Input data:
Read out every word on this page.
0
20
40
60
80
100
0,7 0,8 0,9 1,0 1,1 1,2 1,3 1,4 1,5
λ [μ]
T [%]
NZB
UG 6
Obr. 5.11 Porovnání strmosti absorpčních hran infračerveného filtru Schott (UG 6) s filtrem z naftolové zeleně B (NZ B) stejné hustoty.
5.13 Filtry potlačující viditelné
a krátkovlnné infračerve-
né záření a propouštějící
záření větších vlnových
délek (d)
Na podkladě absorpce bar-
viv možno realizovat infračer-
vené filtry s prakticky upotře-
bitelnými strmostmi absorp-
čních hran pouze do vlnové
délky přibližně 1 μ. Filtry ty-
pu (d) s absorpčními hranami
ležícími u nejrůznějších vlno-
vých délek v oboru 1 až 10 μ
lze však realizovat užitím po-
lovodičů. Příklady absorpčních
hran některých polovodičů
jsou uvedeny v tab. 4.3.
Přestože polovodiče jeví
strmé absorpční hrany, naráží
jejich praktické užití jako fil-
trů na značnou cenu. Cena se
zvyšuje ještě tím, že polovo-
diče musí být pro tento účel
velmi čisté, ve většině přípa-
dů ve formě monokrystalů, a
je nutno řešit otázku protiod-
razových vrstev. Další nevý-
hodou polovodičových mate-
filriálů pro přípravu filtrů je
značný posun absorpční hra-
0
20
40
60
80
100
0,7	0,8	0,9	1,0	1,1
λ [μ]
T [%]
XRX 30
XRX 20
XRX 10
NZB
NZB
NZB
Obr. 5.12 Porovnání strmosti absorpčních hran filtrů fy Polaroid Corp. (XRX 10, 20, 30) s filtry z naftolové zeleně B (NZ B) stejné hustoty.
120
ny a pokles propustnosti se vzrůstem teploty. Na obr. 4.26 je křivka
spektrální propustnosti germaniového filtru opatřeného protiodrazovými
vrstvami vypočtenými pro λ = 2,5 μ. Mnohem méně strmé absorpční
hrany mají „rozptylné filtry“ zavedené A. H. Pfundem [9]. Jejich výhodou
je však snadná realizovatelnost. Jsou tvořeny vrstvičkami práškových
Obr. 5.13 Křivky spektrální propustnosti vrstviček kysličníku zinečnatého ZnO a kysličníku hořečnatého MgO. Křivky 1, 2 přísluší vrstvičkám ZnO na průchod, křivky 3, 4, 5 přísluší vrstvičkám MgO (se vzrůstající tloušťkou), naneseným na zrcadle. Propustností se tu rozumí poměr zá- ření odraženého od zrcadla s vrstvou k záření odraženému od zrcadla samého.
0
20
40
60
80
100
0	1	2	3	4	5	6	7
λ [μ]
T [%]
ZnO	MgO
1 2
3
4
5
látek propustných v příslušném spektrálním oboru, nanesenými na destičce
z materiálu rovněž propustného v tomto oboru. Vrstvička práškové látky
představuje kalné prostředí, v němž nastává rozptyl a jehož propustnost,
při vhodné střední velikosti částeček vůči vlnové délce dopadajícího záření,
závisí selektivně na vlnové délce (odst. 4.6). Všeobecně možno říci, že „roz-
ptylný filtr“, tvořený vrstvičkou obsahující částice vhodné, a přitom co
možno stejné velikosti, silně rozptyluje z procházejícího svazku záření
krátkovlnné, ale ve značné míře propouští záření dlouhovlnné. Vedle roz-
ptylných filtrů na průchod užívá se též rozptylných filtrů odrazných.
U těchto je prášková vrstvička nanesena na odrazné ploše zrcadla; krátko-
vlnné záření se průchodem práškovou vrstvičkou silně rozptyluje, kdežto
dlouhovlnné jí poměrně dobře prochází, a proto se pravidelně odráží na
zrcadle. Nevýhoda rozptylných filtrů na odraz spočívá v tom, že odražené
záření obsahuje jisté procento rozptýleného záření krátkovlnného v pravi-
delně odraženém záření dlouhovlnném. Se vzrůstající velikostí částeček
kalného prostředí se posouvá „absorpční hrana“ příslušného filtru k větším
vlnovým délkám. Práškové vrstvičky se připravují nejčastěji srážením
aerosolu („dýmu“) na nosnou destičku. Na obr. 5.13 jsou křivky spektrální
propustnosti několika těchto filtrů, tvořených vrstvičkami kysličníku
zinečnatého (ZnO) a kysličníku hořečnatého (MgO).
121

Objective:
Give a word-for-word copy of the records.

Solved problem:
Read out every word on this page.
0
20
40
60
80
100
0,7 0,8 0,9 1,0 1,1 1,2 1,3 1,4 1,5
λ [μ]
T [%]
NZB
UG 6
Obr. 5.11 Porovnání strmosti absorpčních hran infračerveného filtru Schott (UG 6) s filtrem z naftolové zeleně B (NZ B) stejné hustoty.
5.13 Filtry potlačující viditelné
a krátkovlnné infračerve-
né záření a propouštějící
záření větších vlnových
délek (d)
Na podkladě absorpce bar-
viv možno realizovat infračer-
vené filtry s prakticky upotře-
bitelnými strmostmi absorp-
čních hran pouze do vlnové
délky přibližně 1 μ. Filtry ty-
pu (d) s absorpčními hranami
ležícími u nejrůznějších vlno-
vých délek v oboru 1 až 10 μ
lze však realizovat užitím po-
lovodičů. Příklady absorpčních
hran některých polovodičů
jsou uvedeny v tab. 4.3.
Přestože polovodiče jeví
strmé absorpční hrany, naráží
jejich praktické užití jako fil-
trů na značnou cenu. Cena se
zvyšuje ještě tím, že polovo-
diče musí být pro tento účel
velmi čisté, ve většině přípa-
dů ve formě monokrystalů, a
je nutno řešit otázku protiod-
razových vrstev. Další nevý-
hodou polovodičových mate-
filriálů pro přípravu filtrů je
značný posun absorpční hra-
0
20
40
60
80
100
0,7	0,8	0,9	1,0	1,1
λ [μ]
T [%]
XRX 30
XRX 20
XRX 10
NZB
NZB
NZB
Obr. 5.12 Porovnání strmosti absorpčních hran filtrů fy Polaroid Corp. (XRX 10, 20, 30) s filtry z naftolové zeleně B (NZ B) stejné hustoty.
120
ny a pokles propustnosti se vzrůstem teploty. Na obr. 4.26 je křivka
spektrální propustnosti germaniového filtru opatřeného protiodrazovými
vrstvami vypočtenými pro λ = 2,5 μ. Mnohem méně strmé absorpční
hrany mají „rozptylné filtry“ zavedené A. H. Pfundem [9]. Jejich výhodou
je však snadná realizovatelnost. Jsou tvořeny vrstvičkami práškových
Obr. 5.13 Křivky spektrální propustnosti vrstviček kysličníku zinečnatého ZnO a kysličníku hořečnatého MgO. Křivky 1, 2 přísluší vrstvičkám ZnO na průchod, křivky 3, 4, 5 přísluší vrstvičkám MgO (se vzrůstající tloušťkou), naneseným na zrcadle. Propustností se tu rozumí poměr zá- ření odraženého od zrcadla s vrstvou k záření odraženému od zrcadla samého.
0
20
40
60
80
100
0	1	2	3	4	5	6	7
λ [μ]
T [%]
ZnO	MgO
1 2
3
4
5
látek propustných v příslušném spektrálním oboru, nanesenými na destičce
z materiálu rovněž propustného v tomto oboru. Vrstvička práškové látky
představuje kalné prostředí, v němž nastává rozptyl a jehož propustnost,
při vhodné střední velikosti částeček vůči vlnové délce dopadajícího záření,
závisí selektivně na vlnové délce (odst. 4.6). Všeobecně možno říci, že „roz-
ptylný filtr“, tvořený vrstvičkou obsahující částice vhodné, a přitom co
možno stejné velikosti, silně rozptyluje z procházejícího svazku záření
krátkovlnné, ale ve značné míře propouští záření dlouhovlnné. Vedle roz-
ptylných filtrů na průchod užívá se též rozptylných filtrů odrazných.
U těchto je prášková vrstvička nanesena na odrazné ploše zrcadla; krátko-
vlnné záření se průchodem práškovou vrstvičkou silně rozptyluje, kdežto
dlouhovlnné jí poměrně dobře prochází, a proto se pravidelně odráží na
zrcadle. Nevýhoda rozptylných filtrů na odraz spočívá v tom, že odražené
záření obsahuje jisté procento rozptýleného záření krátkovlnného v pravi-
delně odraženém záření dlouhovlnném. Se vzrůstající velikostí částeček
kalného prostředí se posouvá „absorpční hrana“ příslušného filtru k větším
vlnovým délkám. Práškové vrstvičky se připravují nejčastěji srážením
aerosolu („dýmu“) na nosnou destičku. Na obr. 5.13 jsou křivky spektrální
propustnosti několika těchto filtrů, tvořených vrstvičkami kysličníku
zinečnatého (ZnO) a kysličníku hořečnatého (MgO).
121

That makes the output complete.